----- Data listing -----
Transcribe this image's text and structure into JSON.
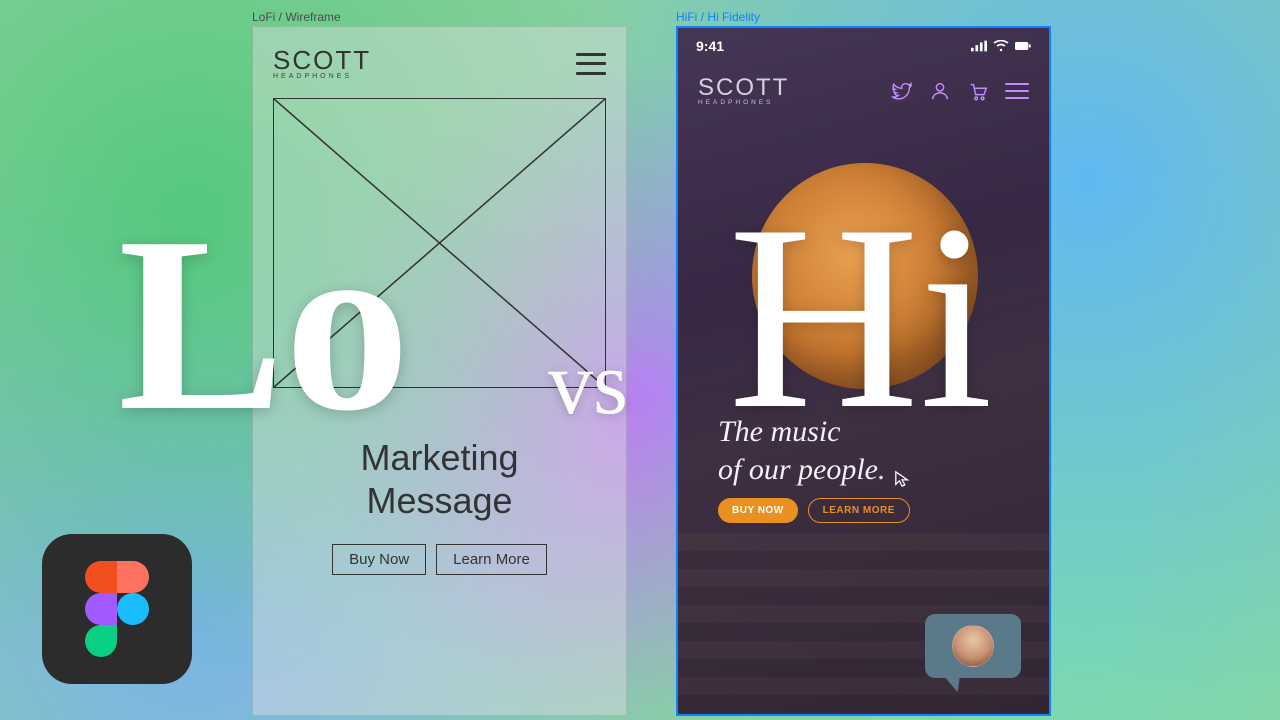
{
  "frames": {
    "lofi_label": "LoFi / Wireframe",
    "hifi_label": "HiFi / Hi Fidelity"
  },
  "brand": {
    "name": "SCOTT",
    "subtitle": "HEADPHONES"
  },
  "lofi": {
    "heading_line1": "Marketing",
    "heading_line2": "Message",
    "buy_label": "Buy Now",
    "learn_label": "Learn More"
  },
  "hifi": {
    "status_time": "9:41",
    "heading_line1": "The music",
    "heading_line2": "of our people.",
    "buy_label": "BUY NOW",
    "learn_label": "LEARN MORE"
  },
  "overlay": {
    "lo": "Lo",
    "vs": "vs",
    "hi": "Hi"
  }
}
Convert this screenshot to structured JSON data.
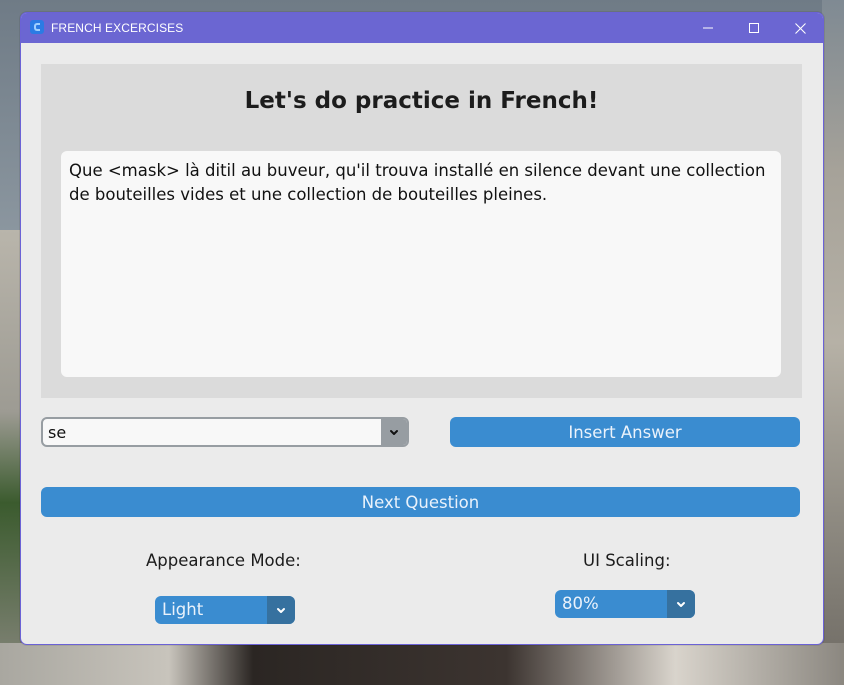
{
  "window": {
    "title": "FRENCH EXCERCISES",
    "controls": {
      "minimize": "minimize",
      "maximize": "maximize",
      "close": "close"
    }
  },
  "main": {
    "heading": "Let's do practice in French!",
    "question_text": "Que <mask> là ditil au buveur, qu'il trouva installé en silence devant une collection de bouteilles vides et une collection de bouteilles pleines."
  },
  "answer": {
    "selected_value": "se",
    "insert_button_label": "Insert Answer"
  },
  "next_button_label": "Next Question",
  "settings": {
    "appearance_label": "Appearance Mode:",
    "appearance_value": "Light",
    "scaling_label": "UI Scaling:",
    "scaling_value": "80%"
  },
  "colors": {
    "titlebar": "#6b66d2",
    "accent": "#3a8cd0",
    "accent_dark": "#36719f",
    "panel": "#dbdbdb",
    "window_bg": "#ebebeb"
  },
  "icons": {
    "app": "app-icon",
    "minimize": "minimize-icon",
    "maximize": "maximize-icon",
    "close": "close-icon",
    "dropdown": "chevron-down-icon"
  }
}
-----
• _Requirements_
Read the data above and pull out each line that holds the string "JSON".

• _Solution_
Transcribe this image's text and structure into JSON.
Convert this screenshot to structured JSON data.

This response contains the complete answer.